What is asked:
Without changing a character, return the entries, but not the images they hold.

Material:

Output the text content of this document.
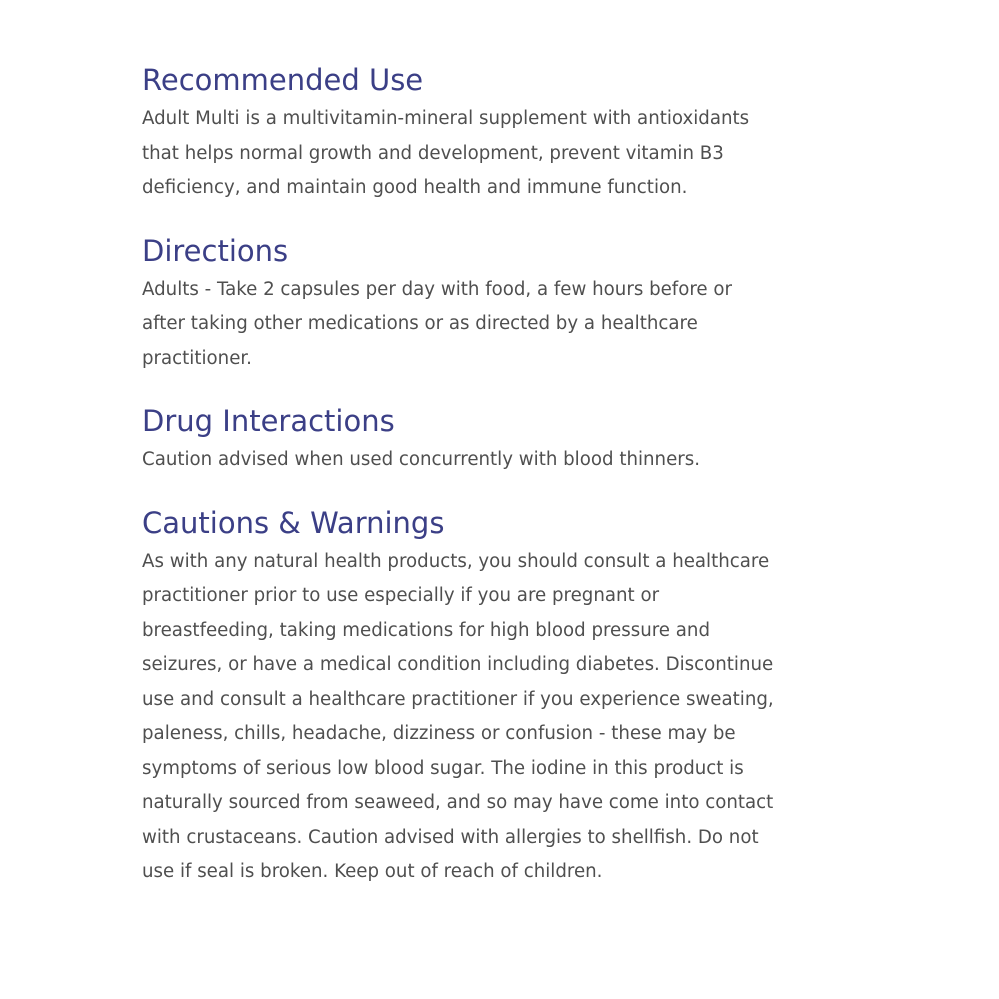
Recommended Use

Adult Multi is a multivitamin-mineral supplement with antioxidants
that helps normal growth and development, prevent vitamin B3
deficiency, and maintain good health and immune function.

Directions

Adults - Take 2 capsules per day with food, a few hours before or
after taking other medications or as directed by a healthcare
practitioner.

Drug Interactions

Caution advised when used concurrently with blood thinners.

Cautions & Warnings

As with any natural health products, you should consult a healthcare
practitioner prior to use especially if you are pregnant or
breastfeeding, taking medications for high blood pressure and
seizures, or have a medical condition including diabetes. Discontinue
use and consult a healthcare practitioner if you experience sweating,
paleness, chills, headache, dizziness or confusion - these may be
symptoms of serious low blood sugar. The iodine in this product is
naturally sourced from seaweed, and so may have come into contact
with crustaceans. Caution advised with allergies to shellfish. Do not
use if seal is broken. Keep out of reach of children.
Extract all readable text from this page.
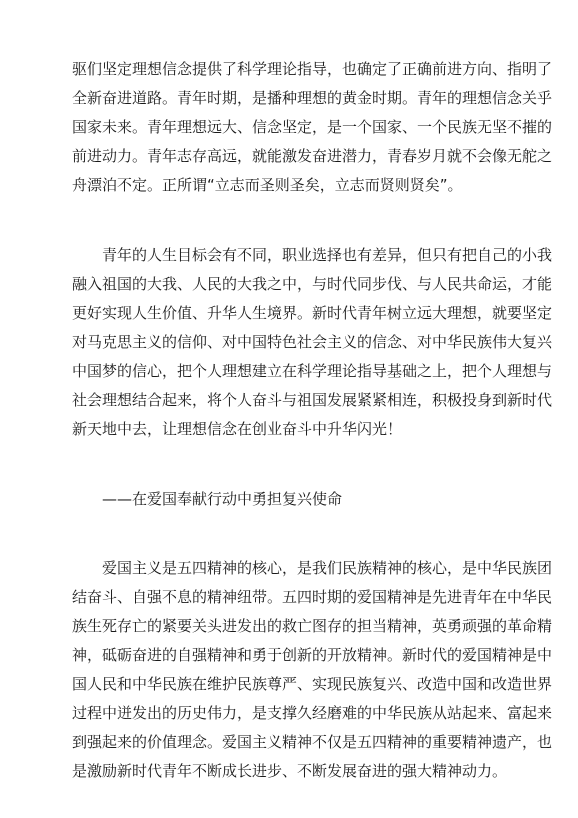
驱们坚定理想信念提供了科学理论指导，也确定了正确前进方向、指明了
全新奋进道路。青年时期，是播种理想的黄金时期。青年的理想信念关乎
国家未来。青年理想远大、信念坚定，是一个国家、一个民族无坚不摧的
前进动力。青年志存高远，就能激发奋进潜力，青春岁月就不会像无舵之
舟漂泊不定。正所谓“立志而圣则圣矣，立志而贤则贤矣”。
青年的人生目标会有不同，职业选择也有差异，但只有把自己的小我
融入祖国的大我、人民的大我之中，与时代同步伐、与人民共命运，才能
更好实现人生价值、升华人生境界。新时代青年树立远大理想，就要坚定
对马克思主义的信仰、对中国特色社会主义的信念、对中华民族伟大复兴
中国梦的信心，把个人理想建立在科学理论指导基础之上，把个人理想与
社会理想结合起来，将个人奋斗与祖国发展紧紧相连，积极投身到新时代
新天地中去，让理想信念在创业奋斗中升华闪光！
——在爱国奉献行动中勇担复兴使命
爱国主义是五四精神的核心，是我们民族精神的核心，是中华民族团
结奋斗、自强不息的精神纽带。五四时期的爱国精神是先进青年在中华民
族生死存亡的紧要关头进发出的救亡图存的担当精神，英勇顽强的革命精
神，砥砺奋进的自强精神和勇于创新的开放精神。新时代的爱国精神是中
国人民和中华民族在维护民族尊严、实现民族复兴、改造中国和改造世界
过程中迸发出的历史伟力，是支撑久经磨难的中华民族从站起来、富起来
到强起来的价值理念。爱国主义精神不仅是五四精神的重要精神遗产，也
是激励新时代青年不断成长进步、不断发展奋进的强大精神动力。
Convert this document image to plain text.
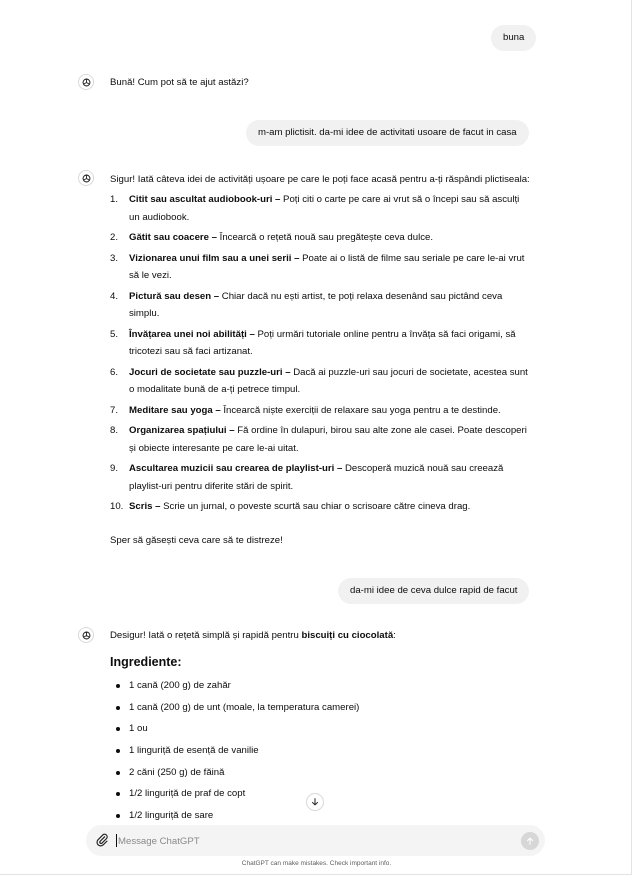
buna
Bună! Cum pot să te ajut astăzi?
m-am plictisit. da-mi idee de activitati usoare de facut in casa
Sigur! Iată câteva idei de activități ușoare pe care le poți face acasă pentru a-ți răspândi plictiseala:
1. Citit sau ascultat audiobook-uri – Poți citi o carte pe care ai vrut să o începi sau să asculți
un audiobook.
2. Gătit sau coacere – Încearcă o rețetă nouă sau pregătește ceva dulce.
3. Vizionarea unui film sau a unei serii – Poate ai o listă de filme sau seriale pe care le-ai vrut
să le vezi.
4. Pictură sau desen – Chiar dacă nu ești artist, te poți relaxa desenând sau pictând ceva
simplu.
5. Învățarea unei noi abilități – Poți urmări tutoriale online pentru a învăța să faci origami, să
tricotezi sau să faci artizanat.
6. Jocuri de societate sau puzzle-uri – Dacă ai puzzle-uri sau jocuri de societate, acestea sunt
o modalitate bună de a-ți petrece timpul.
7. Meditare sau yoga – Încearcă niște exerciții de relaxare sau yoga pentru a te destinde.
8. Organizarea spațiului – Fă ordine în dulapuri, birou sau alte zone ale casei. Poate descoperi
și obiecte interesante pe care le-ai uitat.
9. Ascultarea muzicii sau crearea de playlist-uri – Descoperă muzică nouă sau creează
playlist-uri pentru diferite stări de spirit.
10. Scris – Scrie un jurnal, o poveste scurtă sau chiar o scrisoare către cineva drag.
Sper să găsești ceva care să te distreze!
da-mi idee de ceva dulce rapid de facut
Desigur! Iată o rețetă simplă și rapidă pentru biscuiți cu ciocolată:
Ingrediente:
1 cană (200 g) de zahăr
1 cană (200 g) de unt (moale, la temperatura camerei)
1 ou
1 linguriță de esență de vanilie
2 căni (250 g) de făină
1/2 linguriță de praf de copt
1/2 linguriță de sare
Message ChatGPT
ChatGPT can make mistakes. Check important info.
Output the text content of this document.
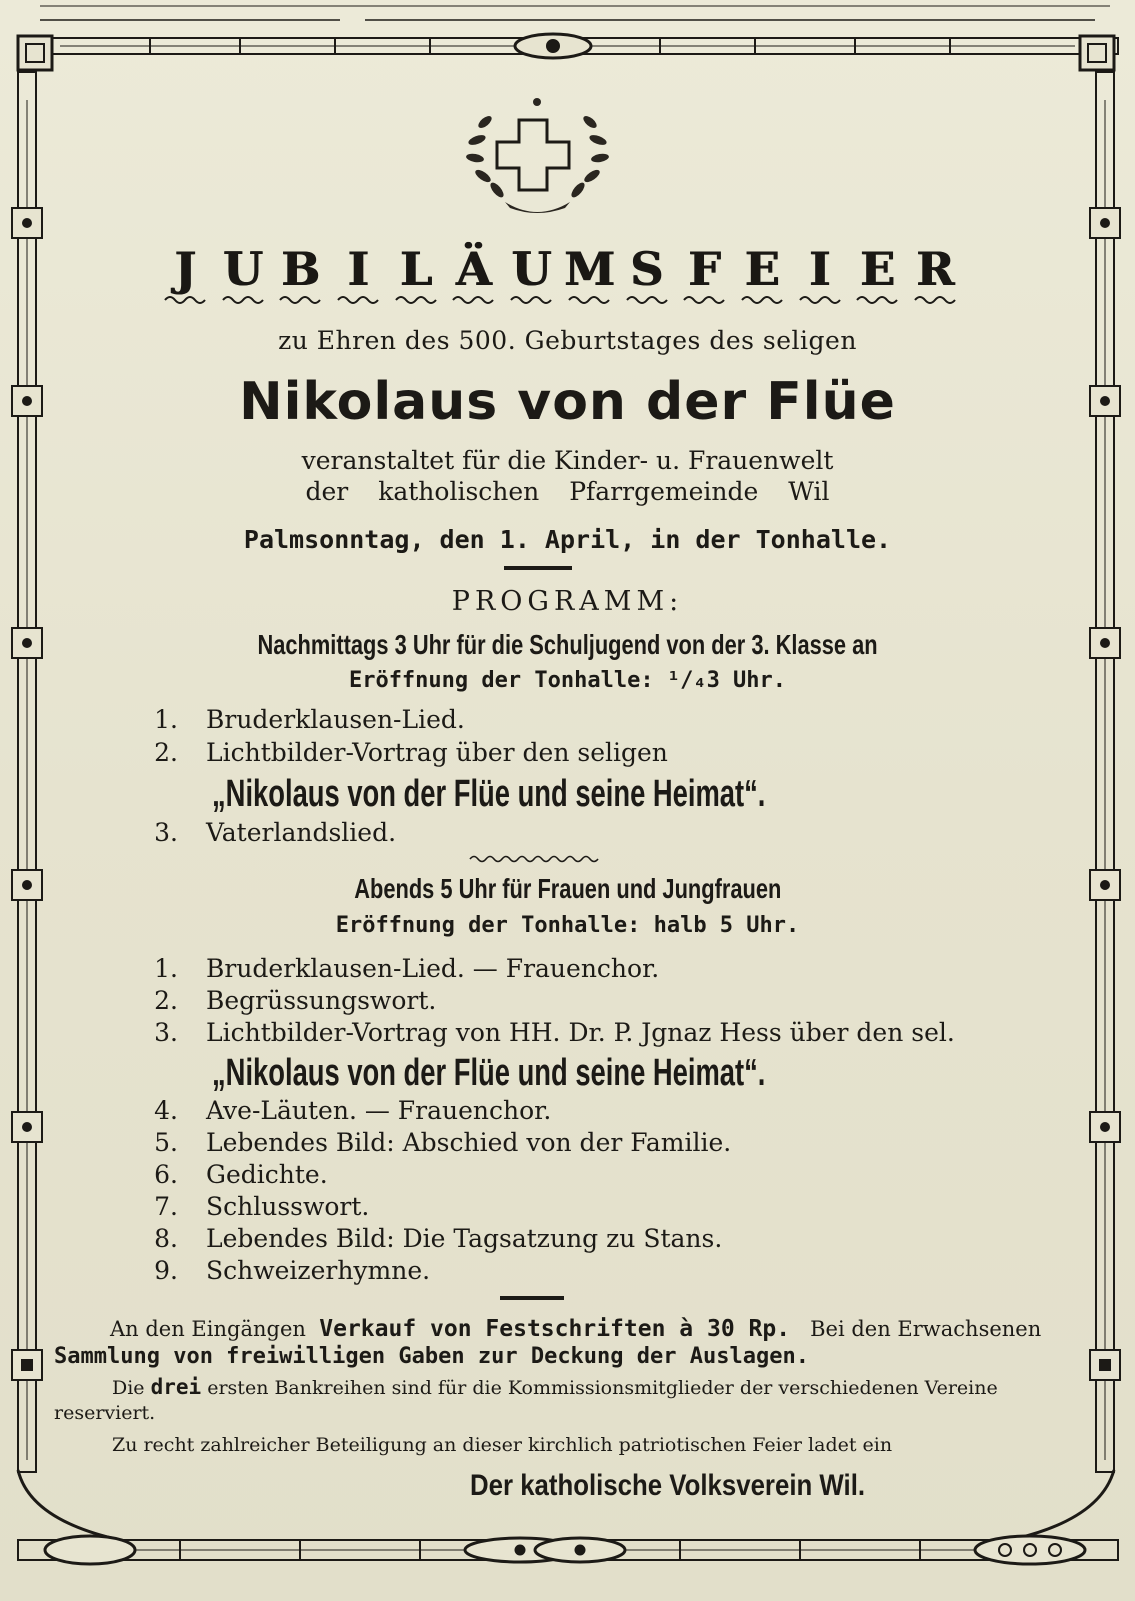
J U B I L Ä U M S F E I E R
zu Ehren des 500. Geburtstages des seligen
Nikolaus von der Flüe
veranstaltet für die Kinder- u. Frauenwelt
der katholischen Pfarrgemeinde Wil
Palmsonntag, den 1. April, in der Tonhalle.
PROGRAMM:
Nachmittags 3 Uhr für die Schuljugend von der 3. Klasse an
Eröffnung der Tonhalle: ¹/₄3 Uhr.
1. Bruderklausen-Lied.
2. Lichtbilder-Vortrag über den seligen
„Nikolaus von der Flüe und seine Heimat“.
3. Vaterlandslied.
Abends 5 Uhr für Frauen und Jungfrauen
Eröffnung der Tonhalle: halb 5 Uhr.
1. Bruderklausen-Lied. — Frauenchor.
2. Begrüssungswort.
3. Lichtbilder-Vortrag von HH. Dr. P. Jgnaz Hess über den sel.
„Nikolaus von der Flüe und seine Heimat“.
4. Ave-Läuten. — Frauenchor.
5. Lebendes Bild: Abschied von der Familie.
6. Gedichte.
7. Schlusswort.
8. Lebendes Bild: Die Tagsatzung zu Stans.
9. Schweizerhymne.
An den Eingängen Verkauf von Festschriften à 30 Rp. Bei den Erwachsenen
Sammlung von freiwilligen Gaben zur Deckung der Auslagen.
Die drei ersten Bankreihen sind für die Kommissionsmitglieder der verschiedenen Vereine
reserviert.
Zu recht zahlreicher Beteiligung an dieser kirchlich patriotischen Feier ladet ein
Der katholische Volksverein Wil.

Problem solution:
Output the text content of this document.
Recommended Use

Adult Multi is a multivitamin-mineral supplement with antioxidants
that helps normal growth and development, prevent vitamin B3
deficiency, and maintain good health and immune function.

Directions

Adults - Take 2 capsules per day with food, a few hours before or
after taking other medications or as directed by a healthcare
practitioner.

Drug Interactions

Caution advised when used concurrently with blood thinners.

Cautions & Warnings

As with any natural health products, you should consult a healthcare
practitioner prior to use especially if you are pregnant or
breastfeeding, taking medications for high blood pressure and
seizures, or have a medical condition including diabetes. Discontinue
use and consult a healthcare practitioner if you experience sweating,
paleness, chills, headache, dizziness or confusion - these may be
symptoms of serious low blood sugar. The iodine in this product is
naturally sourced from seaweed, and so may have come into contact
with crustaceans. Caution advised with allergies to shellfish. Do not
use if seal is broken. Keep out of reach of children.
Extract all readable text from this page.
驱们坚定理想信念提供了科学理论指导，也确定了正确前进方向、指明了
全新奋进道路。青年时期，是播种理想的黄金时期。青年的理想信念关乎
国家未来。青年理想远大、信念坚定，是一个国家、一个民族无坚不摧的
前进动力。青年志存高远，就能激发奋进潜力，青春岁月就不会像无舵之
舟漂泊不定。正所谓“立志而圣则圣矣，立志而贤则贤矣”。
青年的人生目标会有不同，职业选择也有差异，但只有把自己的小我
融入祖国的大我、人民的大我之中，与时代同步伐、与人民共命运，才能
更好实现人生价值、升华人生境界。新时代青年树立远大理想，就要坚定
对马克思主义的信仰、对中国特色社会主义的信念、对中华民族伟大复兴
中国梦的信心，把个人理想建立在科学理论指导基础之上，把个人理想与
社会理想结合起来，将个人奋斗与祖国发展紧紧相连，积极投身到新时代
新天地中去，让理想信念在创业奋斗中升华闪光！
——在爱国奉献行动中勇担复兴使命
爱国主义是五四精神的核心，是我们民族精神的核心，是中华民族团
结奋斗、自强不息的精神纽带。五四时期的爱国精神是先进青年在中华民
族生死存亡的紧要关头进发出的救亡图存的担当精神，英勇顽强的革命精
神，砥砺奋进的自强精神和勇于创新的开放精神。新时代的爱国精神是中
国人民和中华民族在维护民族尊严、实现民族复兴、改造中国和改造世界
过程中迸发出的历史伟力，是支撑久经磨难的中华民族从站起来、富起来
到强起来的价值理念。爱国主义精神不仅是五四精神的重要精神遗产，也
是激励新时代青年不断成长进步、不断发展奋进的强大精神动力。
Convert this document image to plain text.
buna
Bună! Cum pot să te ajut astăzi?
m-am plictisit. da-mi idee de activitati usoare de facut in casa
Sigur! Iată câteva idei de activități ușoare pe care le poți face acasă pentru a-ți răspândi plictiseala:
1. Citit sau ascultat audiobook-uri – Poți citi o carte pe care ai vrut să o începi sau să asculți
un audiobook.
2. Gătit sau coacere – Încearcă o rețetă nouă sau pregătește ceva dulce.
3. Vizionarea unui film sau a unei serii – Poate ai o listă de filme sau seriale pe care le-ai vrut
să le vezi.
4. Pictură sau desen – Chiar dacă nu ești artist, te poți relaxa desenând sau pictând ceva
simplu.
5. Învățarea unei noi abilități – Poți urmări tutoriale online pentru a învăța să faci origami, să
tricotezi sau să faci artizanat.
6. Jocuri de societate sau puzzle-uri – Dacă ai puzzle-uri sau jocuri de societate, acestea sunt
o modalitate bună de a-ți petrece timpul.
7. Meditare sau yoga – Încearcă niște exerciții de relaxare sau yoga pentru a te destinde.
8. Organizarea spațiului – Fă ordine în dulapuri, birou sau alte zone ale casei. Poate descoperi
și obiecte interesante pe care le-ai uitat.
9. Ascultarea muzicii sau crearea de playlist-uri – Descoperă muzică nouă sau creează
playlist-uri pentru diferite stări de spirit.
10. Scris – Scrie un jurnal, o poveste scurtă sau chiar o scrisoare către cineva drag.
Sper să găsești ceva care să te distreze!
da-mi idee de ceva dulce rapid de facut
Desigur! Iată o rețetă simplă și rapidă pentru biscuiți cu ciocolată:
Ingrediente:
1 cană (200 g) de zahăr
1 cană (200 g) de unt (moale, la temperatura camerei)
1 ou
1 linguriță de esență de vanilie
2 căni (250 g) de făină
1/2 linguriță de praf de copt
1/2 linguriță de sare
Message ChatGPT
ChatGPT can make mistakes. Check important info.
Output the text content of this document.
J U B I L Ä U M S F E I E R
zu Ehren des 500. Geburtstages des seligen
Nikolaus von der Flüe
veranstaltet für die Kinder- u. Frauenwelt
der katholischen Pfarrgemeinde Wil
Palmsonntag, den 1. April, in der Tonhalle.
PROGRAMM:
Nachmittags 3 Uhr für die Schuljugend von der 3. Klasse an
Eröffnung der Tonhalle: ¹/₄3 Uhr.
1. Bruderklausen-Lied.
2. Lichtbilder-Vortrag über den seligen
„Nikolaus von der Flüe und seine Heimat“.
3. Vaterlandslied.
Abends 5 Uhr für Frauen und Jungfrauen
Eröffnung der Tonhalle: halb 5 Uhr.
1. Bruderklausen-Lied. — Frauenchor.
2. Begrüssungswort.
3. Lichtbilder-Vortrag von HH. Dr. P. Jgnaz Hess über den sel.
„Nikolaus von der Flüe und seine Heimat“.
4. Ave-Läuten. — Frauenchor.
5. Lebendes Bild: Abschied von der Familie.
6. Gedichte.
7. Schlusswort.
8. Lebendes Bild: Die Tagsatzung zu Stans.
9. Schweizerhymne.
An den Eingängen Verkauf von Festschriften à 30 Rp. Bei den Erwachsenen
Sammlung von freiwilligen Gaben zur Deckung der Auslagen.
Die drei ersten Bankreihen sind für die Kommissionsmitglieder der verschiedenen Vereine
reserviert.
Zu recht zahlreicher Beteiligung an dieser kirchlich patriotischen Feier ladet ein
Der katholische Volksverein Wil.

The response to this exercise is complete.